## Materials provided:
#####

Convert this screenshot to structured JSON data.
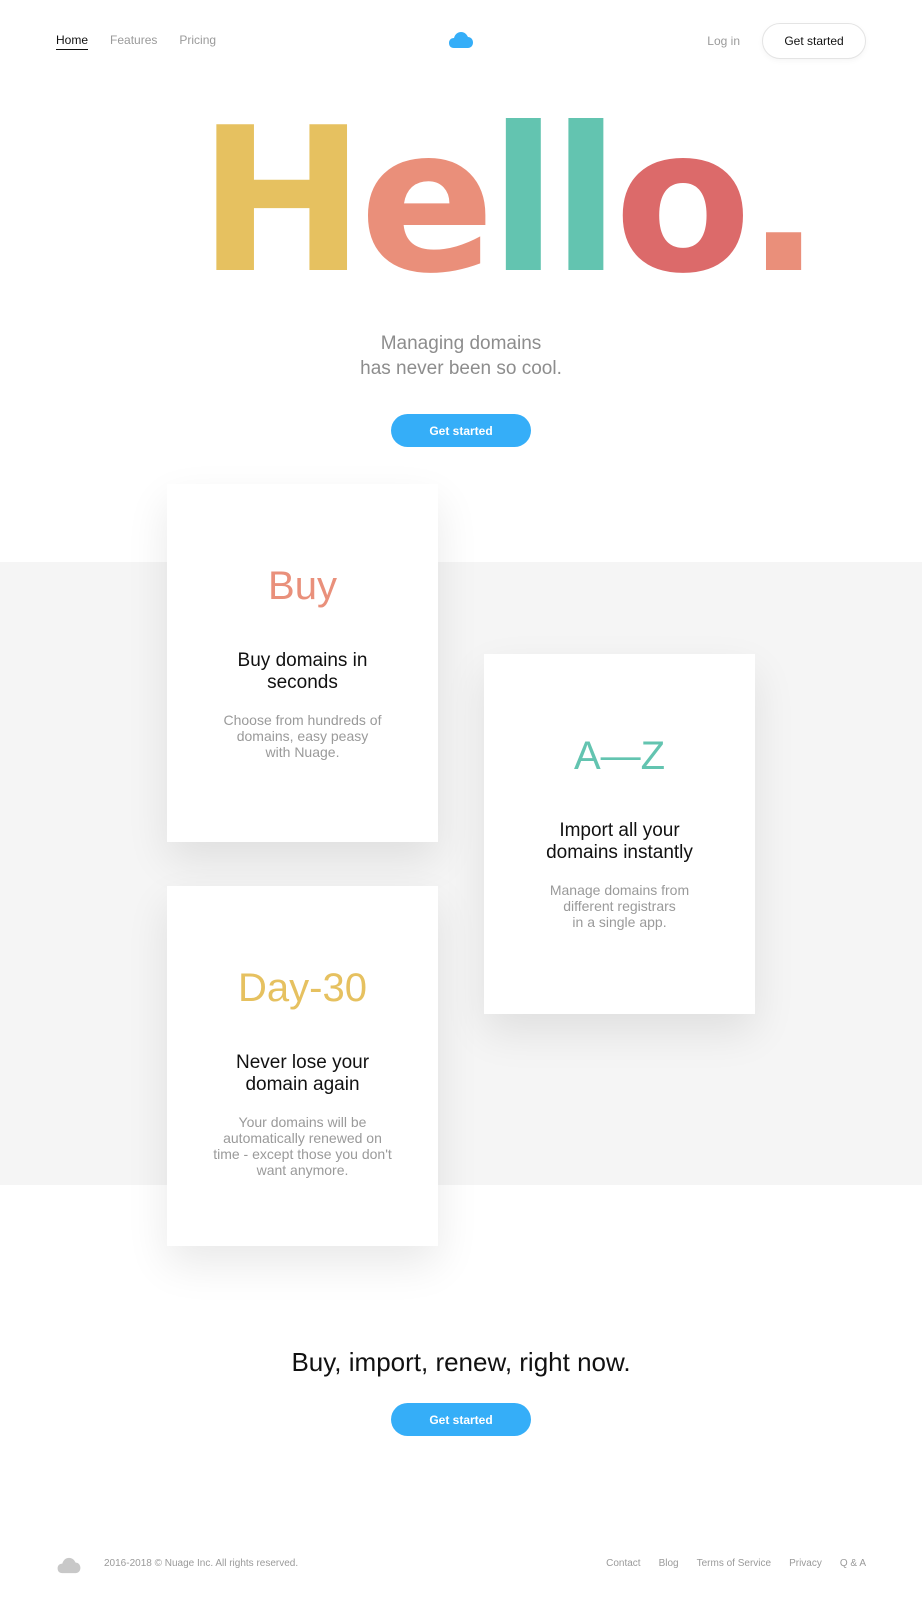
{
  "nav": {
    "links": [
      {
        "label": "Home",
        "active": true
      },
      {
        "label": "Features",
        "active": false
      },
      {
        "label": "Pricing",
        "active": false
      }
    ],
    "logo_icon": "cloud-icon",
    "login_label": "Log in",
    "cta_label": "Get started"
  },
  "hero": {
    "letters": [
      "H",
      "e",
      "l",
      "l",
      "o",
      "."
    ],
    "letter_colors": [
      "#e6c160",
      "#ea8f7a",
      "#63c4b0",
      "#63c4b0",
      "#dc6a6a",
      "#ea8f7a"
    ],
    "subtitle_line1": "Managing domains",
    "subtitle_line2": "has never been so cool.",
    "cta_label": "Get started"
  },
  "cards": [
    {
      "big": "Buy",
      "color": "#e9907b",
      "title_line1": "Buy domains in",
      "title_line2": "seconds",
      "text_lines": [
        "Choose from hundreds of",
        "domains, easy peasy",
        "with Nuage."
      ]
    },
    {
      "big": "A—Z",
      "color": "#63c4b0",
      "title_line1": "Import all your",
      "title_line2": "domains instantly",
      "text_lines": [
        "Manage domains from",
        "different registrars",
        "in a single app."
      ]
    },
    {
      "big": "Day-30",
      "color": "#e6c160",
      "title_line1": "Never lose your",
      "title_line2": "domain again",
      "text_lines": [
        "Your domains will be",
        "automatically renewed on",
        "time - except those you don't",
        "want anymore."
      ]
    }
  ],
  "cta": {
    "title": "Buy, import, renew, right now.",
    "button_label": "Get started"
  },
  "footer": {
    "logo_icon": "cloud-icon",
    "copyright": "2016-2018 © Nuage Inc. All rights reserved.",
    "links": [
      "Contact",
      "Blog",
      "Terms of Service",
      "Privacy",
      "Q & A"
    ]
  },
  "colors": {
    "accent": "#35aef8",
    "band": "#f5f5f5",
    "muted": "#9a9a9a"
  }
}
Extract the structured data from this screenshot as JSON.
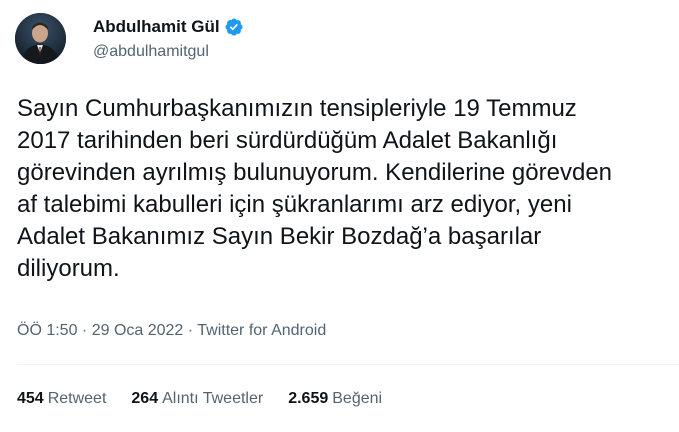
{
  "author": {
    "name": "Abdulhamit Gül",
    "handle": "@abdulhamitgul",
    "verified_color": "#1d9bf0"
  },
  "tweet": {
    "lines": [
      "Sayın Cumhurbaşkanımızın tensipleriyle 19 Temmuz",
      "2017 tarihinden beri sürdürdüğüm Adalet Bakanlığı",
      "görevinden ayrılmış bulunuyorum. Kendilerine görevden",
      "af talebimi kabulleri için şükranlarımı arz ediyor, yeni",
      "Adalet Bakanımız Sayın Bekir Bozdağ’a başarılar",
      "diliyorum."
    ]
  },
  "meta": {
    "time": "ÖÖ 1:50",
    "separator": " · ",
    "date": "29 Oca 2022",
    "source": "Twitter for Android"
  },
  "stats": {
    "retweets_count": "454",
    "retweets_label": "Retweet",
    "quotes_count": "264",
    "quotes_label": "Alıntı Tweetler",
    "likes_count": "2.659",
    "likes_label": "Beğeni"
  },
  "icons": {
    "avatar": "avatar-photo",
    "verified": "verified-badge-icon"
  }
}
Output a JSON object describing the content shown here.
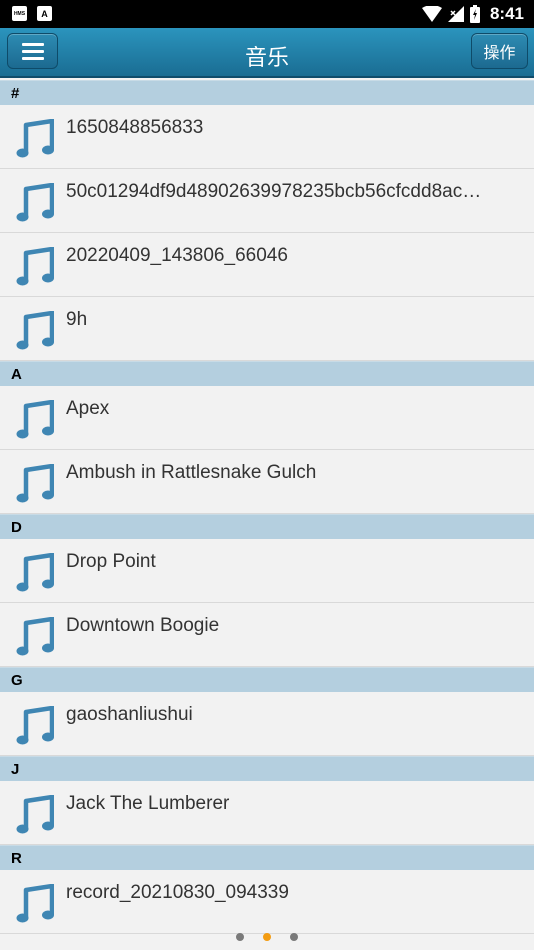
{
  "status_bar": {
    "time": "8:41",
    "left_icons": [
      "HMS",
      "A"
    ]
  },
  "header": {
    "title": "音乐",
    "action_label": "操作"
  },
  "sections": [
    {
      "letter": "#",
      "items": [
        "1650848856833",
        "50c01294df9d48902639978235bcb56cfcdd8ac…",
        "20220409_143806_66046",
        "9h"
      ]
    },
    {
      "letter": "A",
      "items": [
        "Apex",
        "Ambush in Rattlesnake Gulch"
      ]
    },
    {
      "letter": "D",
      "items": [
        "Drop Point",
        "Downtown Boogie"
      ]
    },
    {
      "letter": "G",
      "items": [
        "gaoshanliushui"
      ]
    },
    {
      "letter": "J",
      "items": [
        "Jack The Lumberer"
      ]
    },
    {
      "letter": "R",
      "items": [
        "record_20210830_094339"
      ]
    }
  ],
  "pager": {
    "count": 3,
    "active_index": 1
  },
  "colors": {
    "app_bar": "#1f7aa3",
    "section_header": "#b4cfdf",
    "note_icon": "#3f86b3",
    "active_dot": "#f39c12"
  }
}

#####

All lines from the one holding "Extract the structured" to the end of the listing above need to be duplicated exactly. None of the pictures should be included.

Extract the structured data from this screenshot as JSON.
{
  "author": {
    "name": "Abdulhamit Gül",
    "handle": "@abdulhamitgul",
    "verified_color": "#1d9bf0"
  },
  "tweet": {
    "lines": [
      "Sayın Cumhurbaşkanımızın tensipleriyle 19 Temmuz",
      "2017 tarihinden beri sürdürdüğüm Adalet Bakanlığı",
      "görevinden ayrılmış bulunuyorum. Kendilerine görevden",
      "af talebimi kabulleri için şükranlarımı arz ediyor, yeni",
      "Adalet Bakanımız Sayın Bekir Bozdağ’a başarılar",
      "diliyorum."
    ]
  },
  "meta": {
    "time": "ÖÖ 1:50",
    "separator": " · ",
    "date": "29 Oca 2022",
    "source": "Twitter for Android"
  },
  "stats": {
    "retweets_count": "454",
    "retweets_label": "Retweet",
    "quotes_count": "264",
    "quotes_label": "Alıntı Tweetler",
    "likes_count": "2.659",
    "likes_label": "Beğeni"
  },
  "icons": {
    "avatar": "avatar-photo",
    "verified": "verified-badge-icon"
  }
}
Output a JSON object describing the content shown here.
{
  "status_bar": {
    "time": "8:41",
    "left_icons": [
      "HMS",
      "A"
    ]
  },
  "header": {
    "title": "音乐",
    "action_label": "操作"
  },
  "sections": [
    {
      "letter": "#",
      "items": [
        "1650848856833",
        "50c01294df9d48902639978235bcb56cfcdd8ac…",
        "20220409_143806_66046",
        "9h"
      ]
    },
    {
      "letter": "A",
      "items": [
        "Apex",
        "Ambush in Rattlesnake Gulch"
      ]
    },
    {
      "letter": "D",
      "items": [
        "Drop Point",
        "Downtown Boogie"
      ]
    },
    {
      "letter": "G",
      "items": [
        "gaoshanliushui"
      ]
    },
    {
      "letter": "J",
      "items": [
        "Jack The Lumberer"
      ]
    },
    {
      "letter": "R",
      "items": [
        "record_20210830_094339"
      ]
    }
  ],
  "pager": {
    "count": 3,
    "active_index": 1
  },
  "colors": {
    "app_bar": "#1f7aa3",
    "section_header": "#b4cfdf",
    "note_icon": "#3f86b3",
    "active_dot": "#f39c12"
  }
}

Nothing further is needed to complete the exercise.